AIM -
Copy every line of the rows below word for word, leaving out the pictures.

[Stored data entries]
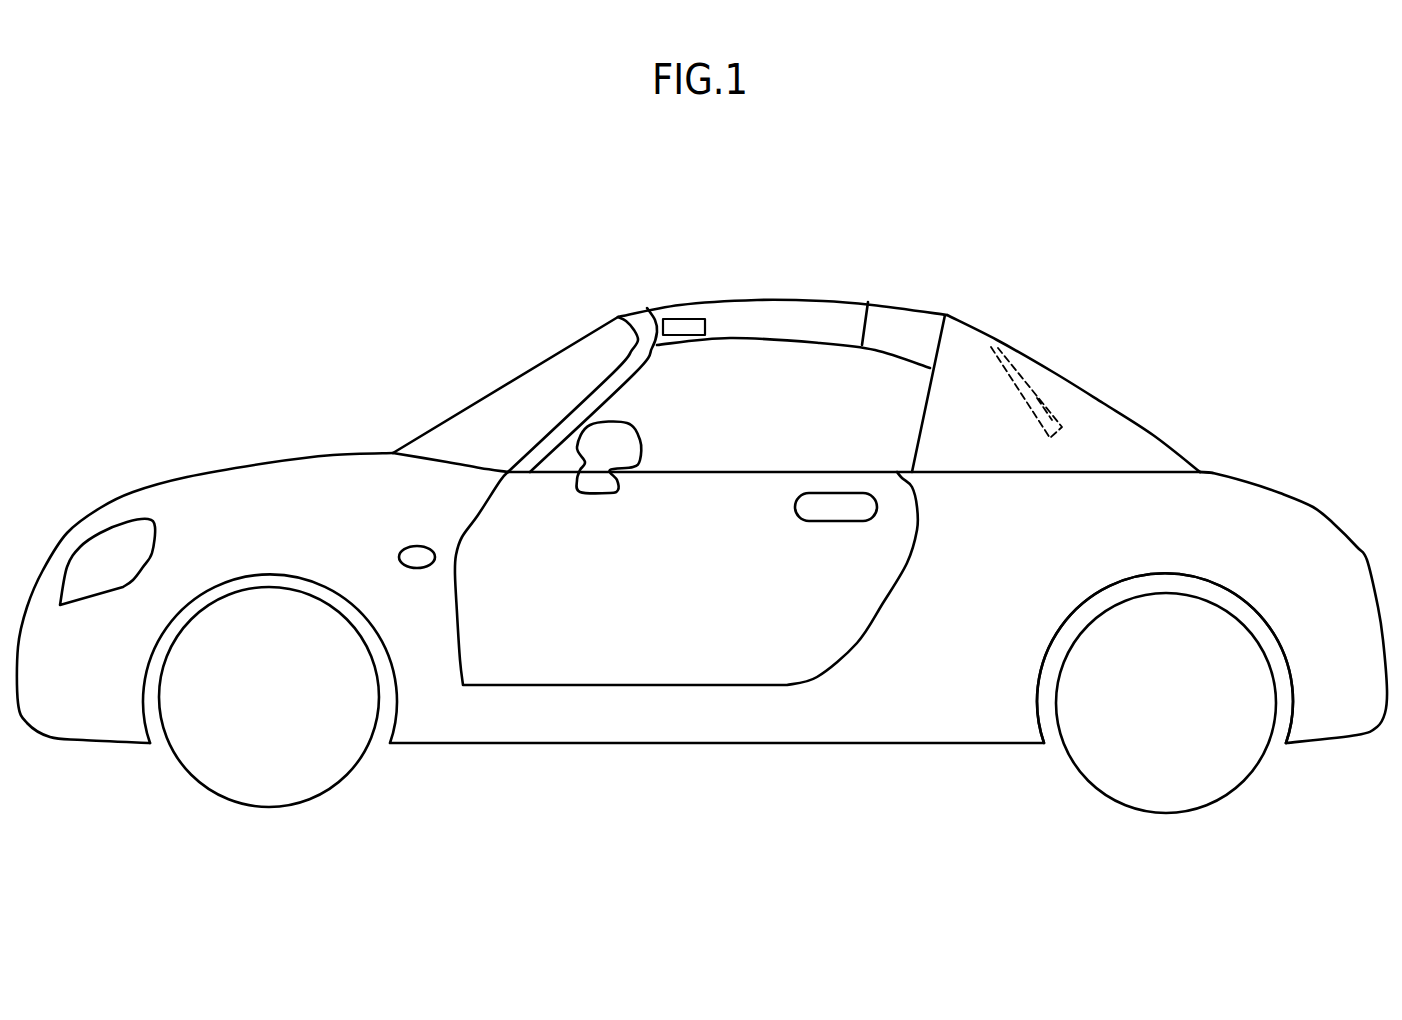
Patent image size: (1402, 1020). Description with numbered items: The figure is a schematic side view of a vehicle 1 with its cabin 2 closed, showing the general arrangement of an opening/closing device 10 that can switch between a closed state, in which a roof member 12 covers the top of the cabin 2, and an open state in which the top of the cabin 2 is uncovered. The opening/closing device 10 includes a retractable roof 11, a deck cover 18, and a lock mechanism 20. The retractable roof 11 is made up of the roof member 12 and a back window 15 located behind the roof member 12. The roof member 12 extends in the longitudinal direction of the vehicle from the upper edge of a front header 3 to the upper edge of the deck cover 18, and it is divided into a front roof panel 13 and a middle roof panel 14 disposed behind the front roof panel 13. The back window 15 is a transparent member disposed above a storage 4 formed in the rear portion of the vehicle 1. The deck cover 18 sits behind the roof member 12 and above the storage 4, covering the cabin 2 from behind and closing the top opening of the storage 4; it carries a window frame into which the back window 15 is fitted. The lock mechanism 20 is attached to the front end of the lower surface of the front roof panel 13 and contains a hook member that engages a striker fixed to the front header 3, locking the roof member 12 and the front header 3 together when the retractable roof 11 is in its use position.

The vehicle 1 is at (356, 266).
The cabin 2 is at (675, 594).
The front header 3 is at (622, 308).
The storage 4 is at (1000, 599).
The opening/closing device 10 is at (1162, 299).
The retractable roof 11 is at (889, 230).
The roof member 12 is at (762, 292).
The front roof panel 13 is at (825, 303).
The middle roof panel 14 is at (905, 307).
The back window 15 is at (1037, 398).
The deck cover 18 is at (1138, 420).
The lock mechanism 20 is at (682, 318).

COMPLETE ANSWER -
Patent image size: (1402, 1020). Description with numbered items: The figure is a schematic side view of a vehicle 1 with its cabin 2 closed, showing the general arrangement of an opening/closing device 10 that can switch between a closed state, in which a roof member 12 covers the top of the cabin 2, and an open state in which the top of the cabin 2 is uncovered. The opening/closing device 10 includes a retractable roof 11, a deck cover 18, and a lock mechanism 20. The retractable roof 11 is made up of the roof member 12 and a back window 15 located behind the roof member 12. The roof member 12 extends in the longitudinal direction of the vehicle from the upper edge of a front header 3 to the upper edge of the deck cover 18, and it is divided into a front roof panel 13 and a middle roof panel 14 disposed behind the front roof panel 13. The back window 15 is a transparent member disposed above a storage 4 formed in the rear portion of the vehicle 1. The deck cover 18 sits behind the roof member 12 and above the storage 4, covering the cabin 2 from behind and closing the top opening of the storage 4; it carries a window frame into which the back window 15 is fitted. The lock mechanism 20 is attached to the front end of the lower surface of the front roof panel 13 and contains a hook member that engages a striker fixed to the front header 3, locking the roof member 12 and the front header 3 together when the retractable roof 11 is in its use position.

The vehicle 1 is at (356, 266).
The cabin 2 is at (675, 594).
The front header 3 is at (622, 308).
The storage 4 is at (1000, 599).
The opening/closing device 10 is at (1162, 299).
The retractable roof 11 is at (889, 230).
The roof member 12 is at (762, 292).
The front roof panel 13 is at (825, 303).
The middle roof panel 14 is at (905, 307).
The back window 15 is at (1037, 398).
The deck cover 18 is at (1138, 420).
The lock mechanism 20 is at (682, 318).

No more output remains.